→ **JOB**: Give only a count of the lines that include the string "PDCI".

=== SOURCE DATA ===

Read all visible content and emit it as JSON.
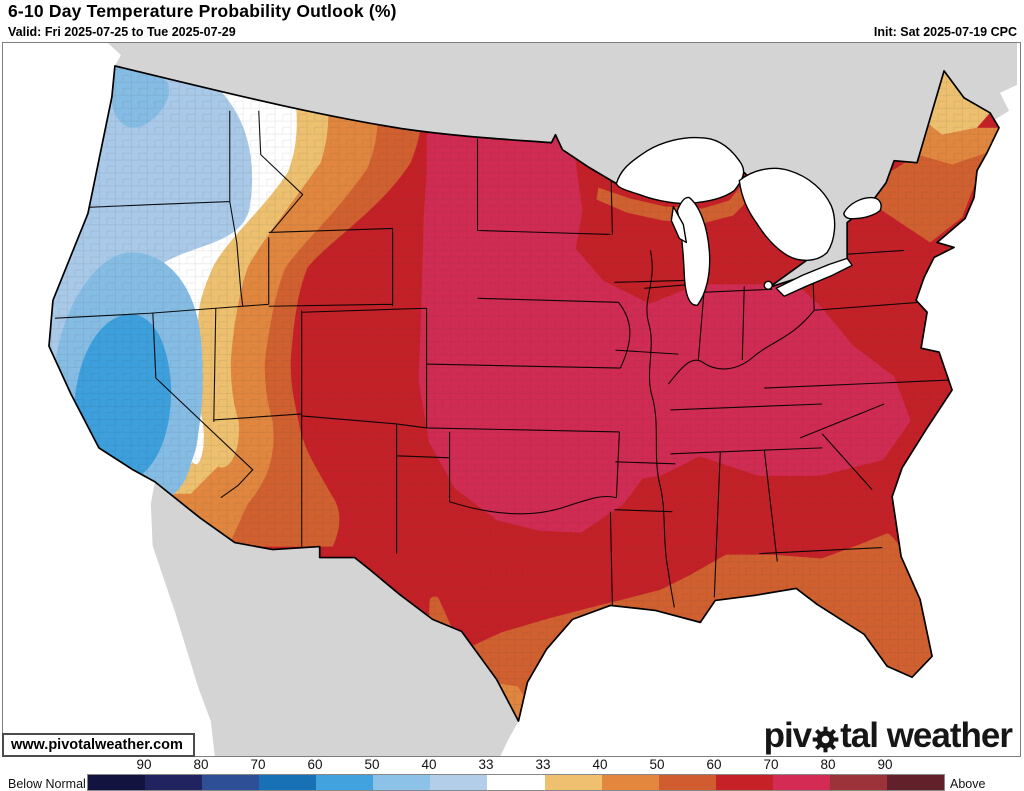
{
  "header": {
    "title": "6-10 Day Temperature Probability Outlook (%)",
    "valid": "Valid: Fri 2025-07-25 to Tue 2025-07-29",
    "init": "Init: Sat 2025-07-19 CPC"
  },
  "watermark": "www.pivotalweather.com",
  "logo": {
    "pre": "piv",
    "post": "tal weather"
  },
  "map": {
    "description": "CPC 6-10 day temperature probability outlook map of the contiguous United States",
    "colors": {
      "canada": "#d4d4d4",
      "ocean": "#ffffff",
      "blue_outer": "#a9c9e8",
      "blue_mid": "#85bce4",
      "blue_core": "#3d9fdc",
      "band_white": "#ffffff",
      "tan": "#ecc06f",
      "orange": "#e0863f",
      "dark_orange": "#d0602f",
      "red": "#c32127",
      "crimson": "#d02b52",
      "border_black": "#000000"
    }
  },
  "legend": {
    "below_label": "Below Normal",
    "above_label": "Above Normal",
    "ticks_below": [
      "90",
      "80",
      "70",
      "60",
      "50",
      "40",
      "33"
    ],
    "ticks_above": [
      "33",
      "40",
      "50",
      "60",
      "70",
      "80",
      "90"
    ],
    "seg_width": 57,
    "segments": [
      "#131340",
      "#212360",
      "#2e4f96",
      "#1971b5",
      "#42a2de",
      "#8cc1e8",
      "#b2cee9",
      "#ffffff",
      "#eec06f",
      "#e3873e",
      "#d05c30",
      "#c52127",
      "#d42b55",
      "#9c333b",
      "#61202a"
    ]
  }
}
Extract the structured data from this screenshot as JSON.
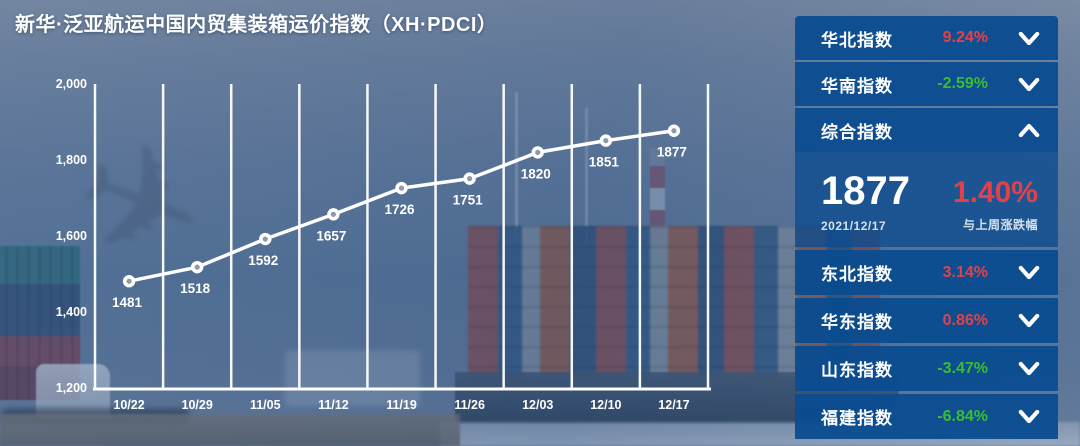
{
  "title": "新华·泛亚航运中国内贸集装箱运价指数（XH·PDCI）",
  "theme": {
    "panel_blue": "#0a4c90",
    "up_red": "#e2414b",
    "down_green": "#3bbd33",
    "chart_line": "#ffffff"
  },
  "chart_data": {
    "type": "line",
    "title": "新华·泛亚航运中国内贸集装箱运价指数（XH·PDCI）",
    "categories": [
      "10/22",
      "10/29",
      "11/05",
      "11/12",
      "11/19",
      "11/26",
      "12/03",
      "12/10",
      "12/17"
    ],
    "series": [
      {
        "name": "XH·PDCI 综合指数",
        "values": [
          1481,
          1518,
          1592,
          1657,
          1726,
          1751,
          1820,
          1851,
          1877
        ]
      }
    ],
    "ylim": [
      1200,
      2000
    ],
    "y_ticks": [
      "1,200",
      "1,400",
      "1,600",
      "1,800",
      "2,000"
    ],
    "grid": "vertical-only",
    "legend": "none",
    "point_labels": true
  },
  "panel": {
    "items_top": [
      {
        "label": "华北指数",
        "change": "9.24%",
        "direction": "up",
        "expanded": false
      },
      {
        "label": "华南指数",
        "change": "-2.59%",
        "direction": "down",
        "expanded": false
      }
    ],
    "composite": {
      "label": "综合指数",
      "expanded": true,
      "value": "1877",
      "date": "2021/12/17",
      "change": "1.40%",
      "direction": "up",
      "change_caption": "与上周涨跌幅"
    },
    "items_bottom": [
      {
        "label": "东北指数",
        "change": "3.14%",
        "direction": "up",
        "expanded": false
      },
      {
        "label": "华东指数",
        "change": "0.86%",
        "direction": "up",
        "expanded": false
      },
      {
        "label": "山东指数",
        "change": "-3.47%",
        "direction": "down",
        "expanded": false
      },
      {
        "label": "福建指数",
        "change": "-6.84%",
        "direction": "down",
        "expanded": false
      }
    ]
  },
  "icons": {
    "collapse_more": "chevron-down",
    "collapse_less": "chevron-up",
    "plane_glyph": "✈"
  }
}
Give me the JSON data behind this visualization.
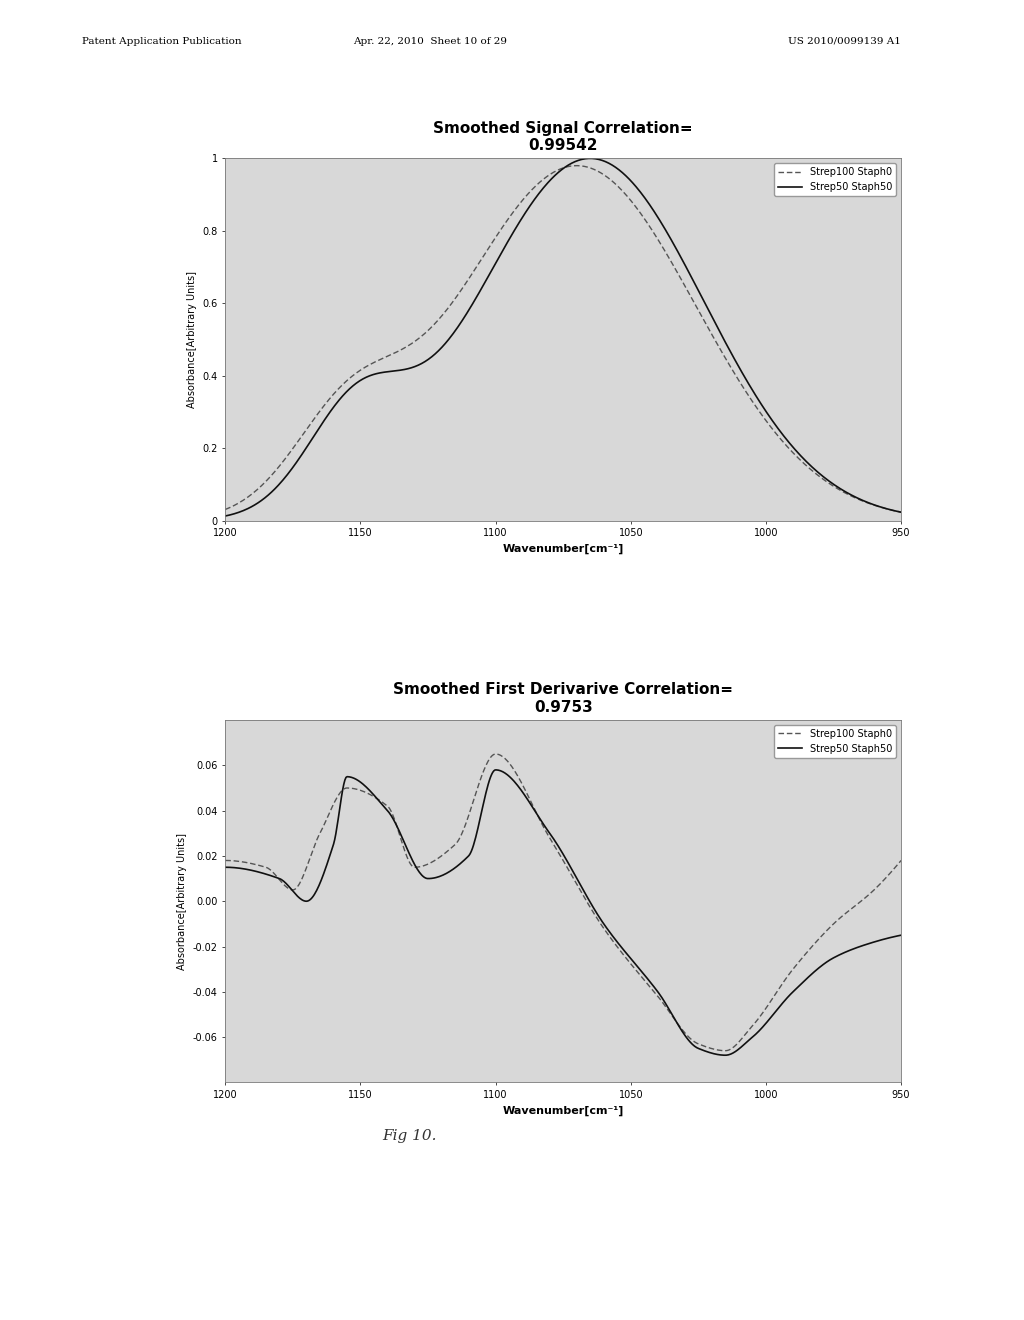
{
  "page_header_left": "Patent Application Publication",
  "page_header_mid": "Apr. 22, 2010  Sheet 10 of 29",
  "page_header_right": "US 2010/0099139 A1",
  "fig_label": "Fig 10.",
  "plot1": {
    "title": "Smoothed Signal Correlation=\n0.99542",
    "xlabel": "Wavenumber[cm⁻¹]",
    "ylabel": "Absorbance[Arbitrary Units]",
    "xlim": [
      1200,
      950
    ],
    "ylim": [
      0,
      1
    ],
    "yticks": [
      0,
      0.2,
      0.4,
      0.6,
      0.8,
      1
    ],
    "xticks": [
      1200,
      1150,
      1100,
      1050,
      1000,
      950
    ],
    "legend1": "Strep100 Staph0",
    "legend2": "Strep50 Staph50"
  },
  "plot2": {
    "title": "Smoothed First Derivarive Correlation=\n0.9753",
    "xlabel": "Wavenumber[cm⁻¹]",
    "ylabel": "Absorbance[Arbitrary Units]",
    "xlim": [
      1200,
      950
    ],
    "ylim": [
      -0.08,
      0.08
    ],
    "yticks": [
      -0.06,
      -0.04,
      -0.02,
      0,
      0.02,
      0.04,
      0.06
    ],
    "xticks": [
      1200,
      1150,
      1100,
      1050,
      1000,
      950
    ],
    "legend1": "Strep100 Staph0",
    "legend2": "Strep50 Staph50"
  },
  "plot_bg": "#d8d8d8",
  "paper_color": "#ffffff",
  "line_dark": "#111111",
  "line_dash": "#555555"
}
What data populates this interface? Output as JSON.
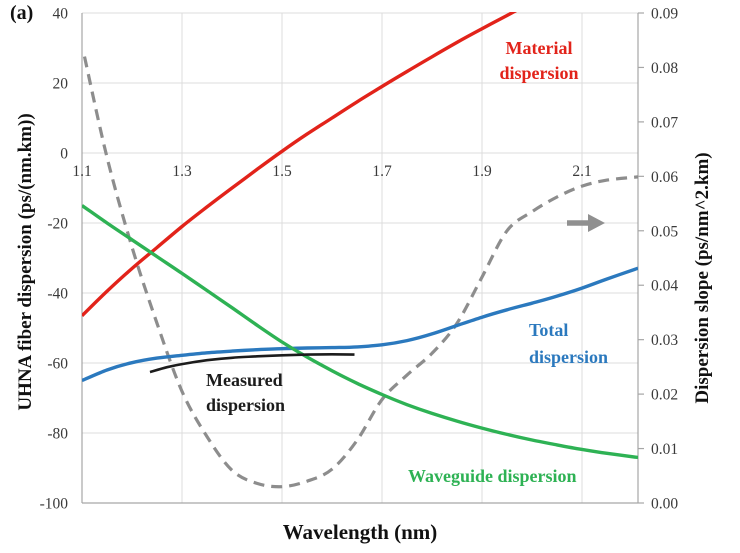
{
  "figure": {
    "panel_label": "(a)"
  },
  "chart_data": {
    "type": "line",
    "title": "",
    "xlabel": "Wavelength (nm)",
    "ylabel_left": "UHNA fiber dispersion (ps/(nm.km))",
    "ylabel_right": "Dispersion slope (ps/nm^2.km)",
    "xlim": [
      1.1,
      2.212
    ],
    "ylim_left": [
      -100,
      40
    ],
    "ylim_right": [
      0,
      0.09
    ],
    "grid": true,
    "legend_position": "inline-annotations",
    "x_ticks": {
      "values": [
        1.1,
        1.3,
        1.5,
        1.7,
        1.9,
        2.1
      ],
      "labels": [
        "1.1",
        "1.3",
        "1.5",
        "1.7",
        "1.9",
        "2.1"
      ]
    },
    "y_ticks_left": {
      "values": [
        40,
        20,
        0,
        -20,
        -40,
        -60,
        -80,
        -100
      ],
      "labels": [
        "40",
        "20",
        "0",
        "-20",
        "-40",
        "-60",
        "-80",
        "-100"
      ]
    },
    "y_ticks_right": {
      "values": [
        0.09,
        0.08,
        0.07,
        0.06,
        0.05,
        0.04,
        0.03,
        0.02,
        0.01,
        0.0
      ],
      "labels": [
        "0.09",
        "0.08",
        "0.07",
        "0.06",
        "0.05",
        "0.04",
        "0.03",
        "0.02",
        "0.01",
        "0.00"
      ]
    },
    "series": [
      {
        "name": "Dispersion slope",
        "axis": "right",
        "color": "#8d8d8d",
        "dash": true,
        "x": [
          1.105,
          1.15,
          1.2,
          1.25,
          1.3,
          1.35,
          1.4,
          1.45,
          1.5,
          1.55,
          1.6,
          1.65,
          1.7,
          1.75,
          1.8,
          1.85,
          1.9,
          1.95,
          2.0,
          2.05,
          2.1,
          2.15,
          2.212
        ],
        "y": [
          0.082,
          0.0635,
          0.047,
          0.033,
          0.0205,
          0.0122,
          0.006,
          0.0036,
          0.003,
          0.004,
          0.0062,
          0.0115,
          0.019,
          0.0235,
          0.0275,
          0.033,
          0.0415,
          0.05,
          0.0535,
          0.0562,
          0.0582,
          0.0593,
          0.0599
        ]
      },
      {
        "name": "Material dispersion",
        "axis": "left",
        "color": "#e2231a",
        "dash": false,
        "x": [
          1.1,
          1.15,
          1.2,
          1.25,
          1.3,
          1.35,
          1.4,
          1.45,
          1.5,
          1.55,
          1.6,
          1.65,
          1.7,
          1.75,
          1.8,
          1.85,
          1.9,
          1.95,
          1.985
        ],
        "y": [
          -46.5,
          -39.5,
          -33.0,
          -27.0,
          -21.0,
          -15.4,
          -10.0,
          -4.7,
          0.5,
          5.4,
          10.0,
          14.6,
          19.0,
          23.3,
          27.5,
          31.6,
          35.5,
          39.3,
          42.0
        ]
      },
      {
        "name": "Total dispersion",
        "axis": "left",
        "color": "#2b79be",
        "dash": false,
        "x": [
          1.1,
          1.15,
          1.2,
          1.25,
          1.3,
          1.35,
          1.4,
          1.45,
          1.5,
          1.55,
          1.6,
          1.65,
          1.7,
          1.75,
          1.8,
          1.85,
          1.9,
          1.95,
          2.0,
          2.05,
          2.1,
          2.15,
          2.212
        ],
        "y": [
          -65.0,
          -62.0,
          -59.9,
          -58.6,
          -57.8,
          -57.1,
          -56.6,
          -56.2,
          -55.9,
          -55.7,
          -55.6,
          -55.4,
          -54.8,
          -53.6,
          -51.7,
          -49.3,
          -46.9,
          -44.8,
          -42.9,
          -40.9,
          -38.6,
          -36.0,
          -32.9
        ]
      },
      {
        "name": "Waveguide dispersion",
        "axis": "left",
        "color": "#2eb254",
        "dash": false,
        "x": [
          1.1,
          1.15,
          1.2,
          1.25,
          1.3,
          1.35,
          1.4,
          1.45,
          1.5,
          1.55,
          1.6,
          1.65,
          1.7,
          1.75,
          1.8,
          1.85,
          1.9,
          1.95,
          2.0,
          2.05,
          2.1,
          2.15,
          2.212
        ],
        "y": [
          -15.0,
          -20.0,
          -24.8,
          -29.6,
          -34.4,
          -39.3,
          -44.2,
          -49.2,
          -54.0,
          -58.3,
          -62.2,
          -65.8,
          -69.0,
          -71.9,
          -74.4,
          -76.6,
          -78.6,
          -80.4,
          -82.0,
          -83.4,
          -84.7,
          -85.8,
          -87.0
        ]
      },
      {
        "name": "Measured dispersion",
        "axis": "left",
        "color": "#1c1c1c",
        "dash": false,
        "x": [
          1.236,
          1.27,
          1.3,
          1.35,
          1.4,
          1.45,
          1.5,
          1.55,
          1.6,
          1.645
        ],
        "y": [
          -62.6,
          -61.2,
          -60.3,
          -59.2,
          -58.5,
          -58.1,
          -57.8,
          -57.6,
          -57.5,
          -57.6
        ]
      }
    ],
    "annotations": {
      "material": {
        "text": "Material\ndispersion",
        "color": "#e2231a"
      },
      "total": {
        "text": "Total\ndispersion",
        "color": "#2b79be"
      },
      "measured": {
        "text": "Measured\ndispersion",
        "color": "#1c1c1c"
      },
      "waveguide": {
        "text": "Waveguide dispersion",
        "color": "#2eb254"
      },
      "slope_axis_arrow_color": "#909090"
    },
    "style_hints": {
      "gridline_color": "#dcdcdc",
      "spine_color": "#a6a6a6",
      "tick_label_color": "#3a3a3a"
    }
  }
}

===

→ **WRITTEN ANSWER**: 3